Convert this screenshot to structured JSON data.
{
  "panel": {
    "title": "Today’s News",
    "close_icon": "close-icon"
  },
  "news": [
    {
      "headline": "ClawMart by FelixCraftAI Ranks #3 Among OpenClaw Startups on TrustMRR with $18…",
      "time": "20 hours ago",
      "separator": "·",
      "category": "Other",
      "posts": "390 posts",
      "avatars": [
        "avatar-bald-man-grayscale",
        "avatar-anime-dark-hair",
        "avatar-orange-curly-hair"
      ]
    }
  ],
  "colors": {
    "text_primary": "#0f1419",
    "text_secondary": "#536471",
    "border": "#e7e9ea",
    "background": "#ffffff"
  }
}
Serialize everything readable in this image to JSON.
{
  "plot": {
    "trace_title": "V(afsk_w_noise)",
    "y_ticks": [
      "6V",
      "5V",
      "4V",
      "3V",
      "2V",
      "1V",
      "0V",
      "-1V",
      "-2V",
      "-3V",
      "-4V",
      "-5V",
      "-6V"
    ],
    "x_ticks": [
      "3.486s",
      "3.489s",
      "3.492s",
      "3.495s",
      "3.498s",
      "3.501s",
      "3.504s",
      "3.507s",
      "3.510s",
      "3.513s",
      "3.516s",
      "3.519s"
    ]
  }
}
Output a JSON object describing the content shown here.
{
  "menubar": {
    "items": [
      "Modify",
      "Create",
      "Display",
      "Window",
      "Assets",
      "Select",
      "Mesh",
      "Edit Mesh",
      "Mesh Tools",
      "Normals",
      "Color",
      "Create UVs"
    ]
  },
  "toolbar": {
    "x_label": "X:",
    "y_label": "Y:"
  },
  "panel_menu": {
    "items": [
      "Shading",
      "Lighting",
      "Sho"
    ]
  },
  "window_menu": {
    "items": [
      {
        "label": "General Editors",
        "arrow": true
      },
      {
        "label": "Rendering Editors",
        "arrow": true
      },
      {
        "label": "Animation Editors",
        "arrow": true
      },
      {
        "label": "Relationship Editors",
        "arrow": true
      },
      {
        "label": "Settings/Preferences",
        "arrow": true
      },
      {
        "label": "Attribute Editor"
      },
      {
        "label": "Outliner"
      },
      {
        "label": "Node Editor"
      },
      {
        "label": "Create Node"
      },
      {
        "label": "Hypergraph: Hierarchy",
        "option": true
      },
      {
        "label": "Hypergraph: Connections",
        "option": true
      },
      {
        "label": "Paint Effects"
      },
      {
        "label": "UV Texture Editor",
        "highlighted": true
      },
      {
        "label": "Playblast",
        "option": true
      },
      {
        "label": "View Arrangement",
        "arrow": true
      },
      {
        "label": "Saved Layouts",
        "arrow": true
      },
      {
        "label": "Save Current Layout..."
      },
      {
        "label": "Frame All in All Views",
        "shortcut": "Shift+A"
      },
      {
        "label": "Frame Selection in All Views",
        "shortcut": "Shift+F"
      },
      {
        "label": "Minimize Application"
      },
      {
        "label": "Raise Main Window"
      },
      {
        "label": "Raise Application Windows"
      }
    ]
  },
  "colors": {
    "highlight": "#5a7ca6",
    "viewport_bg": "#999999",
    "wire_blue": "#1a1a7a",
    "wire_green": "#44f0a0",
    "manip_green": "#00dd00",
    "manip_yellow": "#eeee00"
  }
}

→ WHAT IS ASKED:
Look above for lines with the word "this" and copy them all.

→ EXERCISE ANSWER:
Convert this screenshot to structured JSON data.
Serialize everything readable in this image to JSON.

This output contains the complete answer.